YOUR TASK: Copy out all lines carrying the word "values".

○ ○ ○ ○ ○

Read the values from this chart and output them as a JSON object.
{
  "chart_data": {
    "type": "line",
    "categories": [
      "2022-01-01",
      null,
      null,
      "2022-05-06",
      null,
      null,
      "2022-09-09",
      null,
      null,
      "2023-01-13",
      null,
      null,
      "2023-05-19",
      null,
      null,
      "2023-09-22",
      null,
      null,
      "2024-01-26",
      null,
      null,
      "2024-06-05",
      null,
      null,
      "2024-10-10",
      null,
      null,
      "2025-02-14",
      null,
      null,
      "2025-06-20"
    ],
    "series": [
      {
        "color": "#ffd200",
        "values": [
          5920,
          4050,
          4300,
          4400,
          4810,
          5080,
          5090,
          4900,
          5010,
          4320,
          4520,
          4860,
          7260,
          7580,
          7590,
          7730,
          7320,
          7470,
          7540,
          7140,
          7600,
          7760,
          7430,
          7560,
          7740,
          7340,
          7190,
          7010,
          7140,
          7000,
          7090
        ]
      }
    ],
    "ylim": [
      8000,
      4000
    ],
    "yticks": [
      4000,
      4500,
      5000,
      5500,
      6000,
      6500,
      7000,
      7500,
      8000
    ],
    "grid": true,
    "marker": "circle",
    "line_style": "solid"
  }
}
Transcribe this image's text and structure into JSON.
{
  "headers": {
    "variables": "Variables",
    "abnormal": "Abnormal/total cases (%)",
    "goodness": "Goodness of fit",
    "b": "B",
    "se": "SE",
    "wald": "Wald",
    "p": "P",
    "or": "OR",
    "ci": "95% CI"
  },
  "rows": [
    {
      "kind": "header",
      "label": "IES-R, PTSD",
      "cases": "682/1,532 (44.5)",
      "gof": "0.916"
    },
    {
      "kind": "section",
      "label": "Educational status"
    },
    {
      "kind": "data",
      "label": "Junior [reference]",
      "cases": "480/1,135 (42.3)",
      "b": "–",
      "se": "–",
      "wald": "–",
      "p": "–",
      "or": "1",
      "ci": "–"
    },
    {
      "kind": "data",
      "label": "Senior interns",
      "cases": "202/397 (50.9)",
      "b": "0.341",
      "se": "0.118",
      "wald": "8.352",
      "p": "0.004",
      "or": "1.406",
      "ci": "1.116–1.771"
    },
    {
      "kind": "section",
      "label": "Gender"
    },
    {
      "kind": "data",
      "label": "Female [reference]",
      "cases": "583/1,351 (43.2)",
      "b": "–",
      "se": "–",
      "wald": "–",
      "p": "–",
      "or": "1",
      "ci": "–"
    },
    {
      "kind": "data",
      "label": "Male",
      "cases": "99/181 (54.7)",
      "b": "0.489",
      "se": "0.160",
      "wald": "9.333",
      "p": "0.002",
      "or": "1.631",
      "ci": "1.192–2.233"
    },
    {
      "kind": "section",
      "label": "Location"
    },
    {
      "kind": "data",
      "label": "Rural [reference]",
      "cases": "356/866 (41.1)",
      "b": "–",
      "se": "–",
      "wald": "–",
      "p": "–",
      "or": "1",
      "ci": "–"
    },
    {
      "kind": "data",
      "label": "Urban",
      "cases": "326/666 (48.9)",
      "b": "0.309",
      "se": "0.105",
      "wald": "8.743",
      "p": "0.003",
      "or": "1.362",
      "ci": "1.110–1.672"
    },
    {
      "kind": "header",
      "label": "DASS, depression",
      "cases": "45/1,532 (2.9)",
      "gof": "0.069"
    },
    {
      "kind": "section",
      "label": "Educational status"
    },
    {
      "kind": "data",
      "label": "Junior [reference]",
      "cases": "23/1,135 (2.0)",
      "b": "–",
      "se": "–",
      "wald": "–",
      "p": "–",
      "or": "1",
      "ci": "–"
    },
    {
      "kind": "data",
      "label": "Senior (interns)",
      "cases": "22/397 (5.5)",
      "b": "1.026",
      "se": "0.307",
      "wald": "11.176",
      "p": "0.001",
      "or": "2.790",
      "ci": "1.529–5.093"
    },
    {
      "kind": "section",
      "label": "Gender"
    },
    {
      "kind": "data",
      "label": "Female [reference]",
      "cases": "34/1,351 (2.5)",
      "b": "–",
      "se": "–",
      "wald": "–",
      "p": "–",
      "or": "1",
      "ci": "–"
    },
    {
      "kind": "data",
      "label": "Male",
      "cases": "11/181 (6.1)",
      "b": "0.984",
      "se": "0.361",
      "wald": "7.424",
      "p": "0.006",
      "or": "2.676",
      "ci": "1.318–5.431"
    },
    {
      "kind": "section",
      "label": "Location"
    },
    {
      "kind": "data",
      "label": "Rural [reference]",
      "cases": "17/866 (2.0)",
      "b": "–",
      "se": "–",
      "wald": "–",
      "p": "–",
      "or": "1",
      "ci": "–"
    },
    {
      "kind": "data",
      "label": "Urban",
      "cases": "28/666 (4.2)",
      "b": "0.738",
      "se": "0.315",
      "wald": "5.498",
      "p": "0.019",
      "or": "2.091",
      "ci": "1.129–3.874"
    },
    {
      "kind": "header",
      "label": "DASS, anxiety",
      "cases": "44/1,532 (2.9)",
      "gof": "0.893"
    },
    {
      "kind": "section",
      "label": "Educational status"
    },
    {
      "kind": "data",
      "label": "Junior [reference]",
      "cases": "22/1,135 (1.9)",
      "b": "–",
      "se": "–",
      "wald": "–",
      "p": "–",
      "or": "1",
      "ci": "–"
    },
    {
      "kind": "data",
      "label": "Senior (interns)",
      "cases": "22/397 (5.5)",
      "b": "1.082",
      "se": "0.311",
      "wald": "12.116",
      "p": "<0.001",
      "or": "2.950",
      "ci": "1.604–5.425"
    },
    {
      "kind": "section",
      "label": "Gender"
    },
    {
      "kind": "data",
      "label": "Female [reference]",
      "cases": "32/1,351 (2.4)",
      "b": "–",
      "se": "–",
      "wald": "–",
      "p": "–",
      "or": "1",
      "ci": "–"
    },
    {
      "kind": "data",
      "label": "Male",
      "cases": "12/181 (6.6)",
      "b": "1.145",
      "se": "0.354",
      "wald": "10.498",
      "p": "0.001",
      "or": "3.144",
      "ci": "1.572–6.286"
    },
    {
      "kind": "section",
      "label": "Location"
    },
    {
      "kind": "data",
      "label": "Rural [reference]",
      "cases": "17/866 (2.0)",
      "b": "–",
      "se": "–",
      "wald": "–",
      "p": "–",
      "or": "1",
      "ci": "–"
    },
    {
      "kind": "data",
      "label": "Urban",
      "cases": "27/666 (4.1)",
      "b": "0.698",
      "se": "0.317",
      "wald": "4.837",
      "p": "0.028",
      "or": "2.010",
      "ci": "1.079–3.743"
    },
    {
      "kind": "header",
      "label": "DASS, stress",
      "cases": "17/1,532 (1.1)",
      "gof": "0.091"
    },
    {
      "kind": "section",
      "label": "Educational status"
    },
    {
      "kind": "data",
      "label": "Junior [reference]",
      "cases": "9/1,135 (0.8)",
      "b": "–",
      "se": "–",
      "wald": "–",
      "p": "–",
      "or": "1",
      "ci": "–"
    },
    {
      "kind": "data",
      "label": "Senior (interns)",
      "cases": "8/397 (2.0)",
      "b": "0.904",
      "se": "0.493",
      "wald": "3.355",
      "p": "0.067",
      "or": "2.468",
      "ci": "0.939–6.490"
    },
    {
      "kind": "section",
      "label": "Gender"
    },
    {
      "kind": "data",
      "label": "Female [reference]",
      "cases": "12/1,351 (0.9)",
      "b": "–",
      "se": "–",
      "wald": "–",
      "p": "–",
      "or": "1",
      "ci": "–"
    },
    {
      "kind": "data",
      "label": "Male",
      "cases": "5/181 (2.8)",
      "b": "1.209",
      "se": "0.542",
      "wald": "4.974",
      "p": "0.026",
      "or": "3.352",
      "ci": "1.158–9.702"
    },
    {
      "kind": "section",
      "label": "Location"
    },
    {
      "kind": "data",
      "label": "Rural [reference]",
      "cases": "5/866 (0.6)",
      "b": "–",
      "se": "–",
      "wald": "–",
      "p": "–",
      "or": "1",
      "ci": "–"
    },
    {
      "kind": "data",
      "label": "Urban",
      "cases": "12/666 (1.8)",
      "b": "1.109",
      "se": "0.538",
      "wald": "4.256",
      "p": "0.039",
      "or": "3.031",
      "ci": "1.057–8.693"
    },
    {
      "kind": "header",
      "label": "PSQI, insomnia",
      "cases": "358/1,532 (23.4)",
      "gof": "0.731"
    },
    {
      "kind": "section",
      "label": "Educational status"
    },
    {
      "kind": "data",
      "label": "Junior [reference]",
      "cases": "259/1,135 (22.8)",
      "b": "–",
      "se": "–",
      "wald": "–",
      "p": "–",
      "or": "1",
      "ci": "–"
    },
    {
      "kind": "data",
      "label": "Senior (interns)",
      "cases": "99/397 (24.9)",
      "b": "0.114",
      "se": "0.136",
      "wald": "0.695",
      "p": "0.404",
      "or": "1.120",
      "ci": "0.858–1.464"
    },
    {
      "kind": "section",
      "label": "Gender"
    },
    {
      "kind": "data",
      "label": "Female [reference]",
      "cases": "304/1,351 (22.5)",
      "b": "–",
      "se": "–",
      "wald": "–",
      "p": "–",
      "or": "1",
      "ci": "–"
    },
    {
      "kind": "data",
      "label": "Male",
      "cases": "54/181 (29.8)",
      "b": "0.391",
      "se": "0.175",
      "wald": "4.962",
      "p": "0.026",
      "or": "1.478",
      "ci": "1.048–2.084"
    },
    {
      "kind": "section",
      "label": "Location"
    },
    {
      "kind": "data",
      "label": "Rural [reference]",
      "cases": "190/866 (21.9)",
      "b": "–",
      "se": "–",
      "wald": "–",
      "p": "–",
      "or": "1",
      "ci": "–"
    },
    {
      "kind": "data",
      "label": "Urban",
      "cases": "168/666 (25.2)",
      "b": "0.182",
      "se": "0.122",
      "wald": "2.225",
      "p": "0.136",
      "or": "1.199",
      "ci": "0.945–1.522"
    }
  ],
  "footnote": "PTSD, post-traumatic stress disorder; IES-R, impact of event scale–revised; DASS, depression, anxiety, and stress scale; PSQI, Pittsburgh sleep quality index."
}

○ ○ ○ ○ ○

OUTPUT OF THE EXERCISE:
Read the values from this chart and output them as a JSON object.
        "values": [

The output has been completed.